- Task to carry out:
Each entry below must be repeated word for word.

-------- Source data

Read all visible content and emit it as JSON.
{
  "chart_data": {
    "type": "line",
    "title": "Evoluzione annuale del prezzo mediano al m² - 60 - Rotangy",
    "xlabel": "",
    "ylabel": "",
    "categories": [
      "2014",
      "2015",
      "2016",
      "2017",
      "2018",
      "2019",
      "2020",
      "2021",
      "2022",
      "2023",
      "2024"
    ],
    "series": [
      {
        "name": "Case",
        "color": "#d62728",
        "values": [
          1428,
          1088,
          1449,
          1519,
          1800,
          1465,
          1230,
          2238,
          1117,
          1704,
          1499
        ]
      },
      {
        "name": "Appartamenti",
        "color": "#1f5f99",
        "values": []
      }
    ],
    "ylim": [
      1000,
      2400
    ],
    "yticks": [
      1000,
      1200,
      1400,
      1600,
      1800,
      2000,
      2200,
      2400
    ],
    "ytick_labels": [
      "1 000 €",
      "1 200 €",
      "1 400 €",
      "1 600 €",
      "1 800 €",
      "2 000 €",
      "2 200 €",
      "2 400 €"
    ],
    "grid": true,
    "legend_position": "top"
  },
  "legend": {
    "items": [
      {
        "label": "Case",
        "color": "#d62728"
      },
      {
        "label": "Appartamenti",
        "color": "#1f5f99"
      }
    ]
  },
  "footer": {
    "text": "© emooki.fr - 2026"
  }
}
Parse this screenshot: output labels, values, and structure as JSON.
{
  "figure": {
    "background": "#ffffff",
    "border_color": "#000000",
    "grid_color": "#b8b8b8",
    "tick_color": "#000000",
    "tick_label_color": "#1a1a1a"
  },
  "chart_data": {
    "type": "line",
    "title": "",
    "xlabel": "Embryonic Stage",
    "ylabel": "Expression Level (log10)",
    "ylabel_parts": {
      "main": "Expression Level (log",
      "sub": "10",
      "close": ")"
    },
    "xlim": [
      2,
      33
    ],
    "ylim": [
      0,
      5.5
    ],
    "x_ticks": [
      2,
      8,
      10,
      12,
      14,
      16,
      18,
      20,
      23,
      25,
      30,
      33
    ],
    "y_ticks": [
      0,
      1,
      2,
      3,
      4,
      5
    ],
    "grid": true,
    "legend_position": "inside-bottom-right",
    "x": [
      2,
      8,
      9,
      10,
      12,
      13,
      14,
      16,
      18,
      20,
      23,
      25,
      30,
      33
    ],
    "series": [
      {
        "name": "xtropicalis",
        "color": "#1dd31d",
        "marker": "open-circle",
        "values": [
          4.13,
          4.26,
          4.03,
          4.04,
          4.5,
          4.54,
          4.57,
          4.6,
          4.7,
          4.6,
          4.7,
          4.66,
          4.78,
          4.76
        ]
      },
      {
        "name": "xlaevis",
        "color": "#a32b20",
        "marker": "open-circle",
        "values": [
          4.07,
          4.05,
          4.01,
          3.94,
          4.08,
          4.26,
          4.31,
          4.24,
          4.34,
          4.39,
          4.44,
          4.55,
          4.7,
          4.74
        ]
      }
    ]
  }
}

----------------

- Answer for this exercise:
Read all visible content and emit it as JSON.
{
  "chart_data": {
    "type": "line",
    "title": "Evoluzione annuale del prezzo mediano al m² - 60 - Rotangy",
    "xlabel": "",
    "ylabel": "",
    "categories": [
      "2014",
      "2015",
      "2016",
      "2017",
      "2018",
      "2019",
      "2020",
      "2021",
      "2022",
      "2023",
      "2024"
    ],
    "series": [
      {
        "name": "Case",
        "color": "#d62728",
        "values": [
          1428,
          1088,
          1449,
          1519,
          1800,
          1465,
          1230,
          2238,
          1117,
          1704,
          1499
        ]
      },
      {
        "name": "Appartamenti",
        "color": "#1f5f99",
        "values": []
      }
    ],
    "ylim": [
      1000,
      2400
    ],
    "yticks": [
      1000,
      1200,
      1400,
      1600,
      1800,
      2000,
      2200,
      2400
    ],
    "ytick_labels": [
      "1 000 €",
      "1 200 €",
      "1 400 €",
      "1 600 €",
      "1 800 €",
      "2 000 €",
      "2 200 €",
      "2 400 €"
    ],
    "grid": true,
    "legend_position": "top"
  },
  "legend": {
    "items": [
      {
        "label": "Case",
        "color": "#d62728"
      },
      {
        "label": "Appartamenti",
        "color": "#1f5f99"
      }
    ]
  },
  "footer": {
    "text": "© emooki.fr - 2026"
  }
}
Parse this screenshot: output labels, values, and structure as JSON.
{
  "figure": {
    "background": "#ffffff",
    "border_color": "#000000",
    "grid_color": "#b8b8b8",
    "tick_color": "#000000",
    "tick_label_color": "#1a1a1a"
  },
  "chart_data": {
    "type": "line",
    "title": "",
    "xlabel": "Embryonic Stage",
    "ylabel": "Expression Level (log10)",
    "ylabel_parts": {
      "main": "Expression Level (log",
      "sub": "10",
      "close": ")"
    },
    "xlim": [
      2,
      33
    ],
    "ylim": [
      0,
      5.5
    ],
    "x_ticks": [
      2,
      8,
      10,
      12,
      14,
      16,
      18,
      20,
      23,
      25,
      30,
      33
    ],
    "y_ticks": [
      0,
      1,
      2,
      3,
      4,
      5
    ],
    "grid": true,
    "legend_position": "inside-bottom-right",
    "x": [
      2,
      8,
      9,
      10,
      12,
      13,
      14,
      16,
      18,
      20,
      23,
      25,
      30,
      33
    ],
    "series": [
      {
        "name": "xtropicalis",
        "color": "#1dd31d",
        "marker": "open-circle",
        "values": [
          4.13,
          4.26,
          4.03,
          4.04,
          4.5,
          4.54,
          4.57,
          4.6,
          4.7,
          4.6,
          4.7,
          4.66,
          4.78,
          4.76
        ]
      },
      {
        "name": "xlaevis",
        "color": "#a32b20",
        "marker": "open-circle",
        "values": [
          4.07,
          4.05,
          4.01,
          3.94,
          4.08,
          4.26,
          4.31,
          4.24,
          4.34,
          4.39,
          4.44,
          4.55,
          4.7,
          4.74
        ]
      }
    ]
  }
}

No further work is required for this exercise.